* Instructions for the task: Below are records; work out how many of their lines hold the string "Upper" and give that number alone.

* Input for this task:
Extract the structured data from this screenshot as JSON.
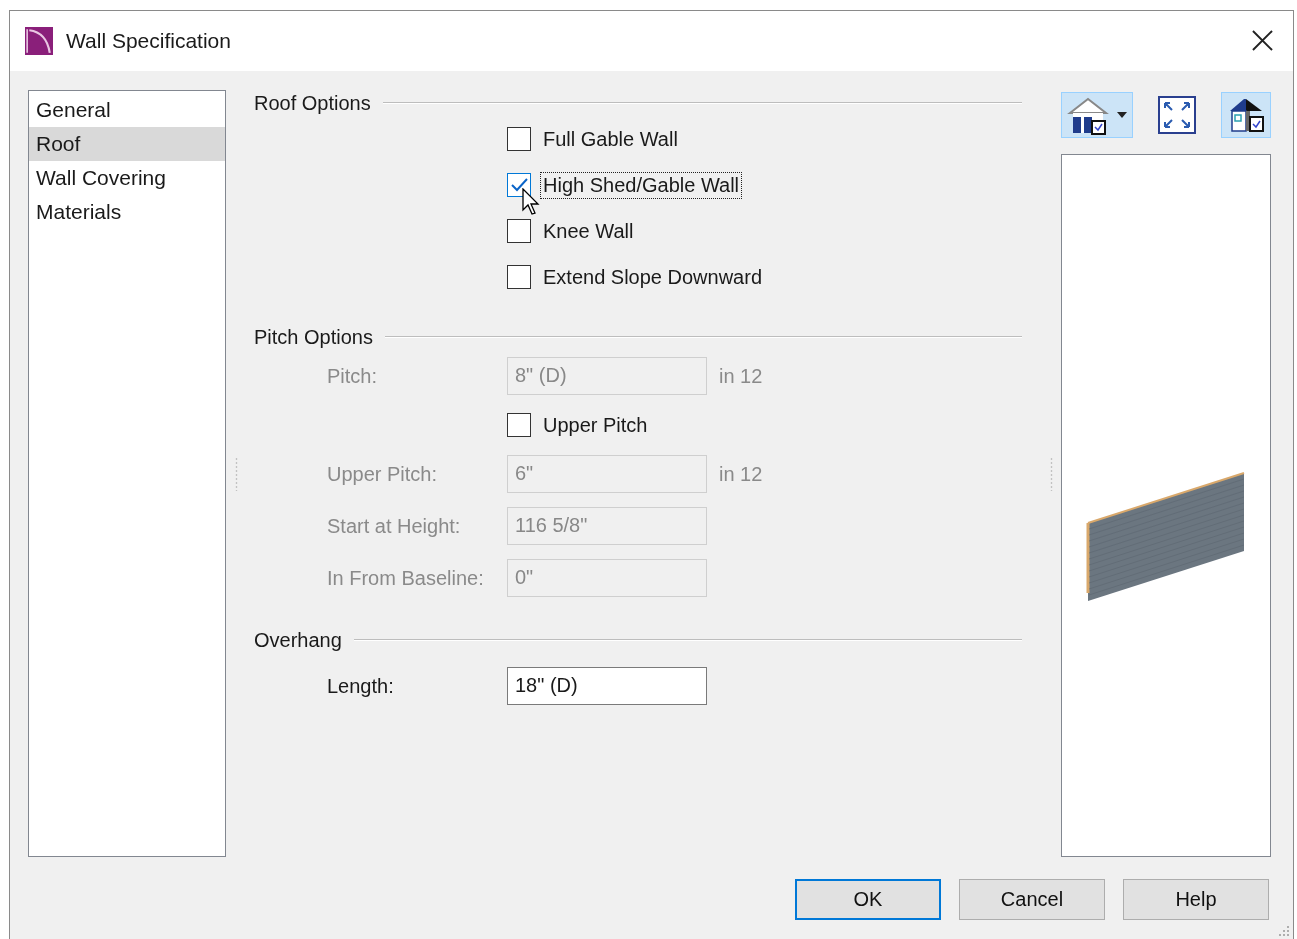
{
  "window": {
    "title": "Wall Specification"
  },
  "nav": [
    {
      "label": "General",
      "selected": false
    },
    {
      "label": "Roof",
      "selected": true
    },
    {
      "label": "Wall Covering",
      "selected": false
    },
    {
      "label": "Materials",
      "selected": false
    }
  ],
  "roof_options": {
    "title": "Roof Options",
    "checkboxes": [
      {
        "label": "Full Gable Wall",
        "checked": false,
        "focused": false
      },
      {
        "label": "High Shed/Gable Wall",
        "checked": true,
        "focused": true
      },
      {
        "label": "Knee Wall",
        "checked": false,
        "focused": false
      },
      {
        "label": "Extend Slope Downward",
        "checked": false,
        "focused": false
      }
    ]
  },
  "pitch_options": {
    "title": "Pitch Options",
    "rows": [
      {
        "kind": "field",
        "label": "Pitch:",
        "value": "8\" (D)",
        "unit": "in 12",
        "disabled": true
      },
      {
        "kind": "checkbox",
        "label": "Upper Pitch",
        "checked": false
      },
      {
        "kind": "field",
        "label": "Upper Pitch:",
        "value": "6\"",
        "unit": "in 12",
        "disabled": true
      },
      {
        "kind": "field",
        "label": "Start at Height:",
        "value": "116 5/8\"",
        "disabled": true
      },
      {
        "kind": "field",
        "label": "In From Baseline:",
        "value": "0\"",
        "disabled": true
      }
    ]
  },
  "overhang": {
    "title": "Overhang",
    "rows": [
      {
        "kind": "field",
        "label": "Length:",
        "value": "18\" (D)",
        "disabled": false
      }
    ]
  },
  "preview_toolbar": [
    {
      "kind": "house-view",
      "selected": true
    },
    {
      "kind": "fit",
      "selected": false
    },
    {
      "kind": "house-check",
      "selected": true
    }
  ],
  "buttons": [
    {
      "label": "OK",
      "default": true
    },
    {
      "label": "Cancel",
      "default": false
    },
    {
      "label": "Help",
      "default": false
    }
  ]
}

* Response to this task: 2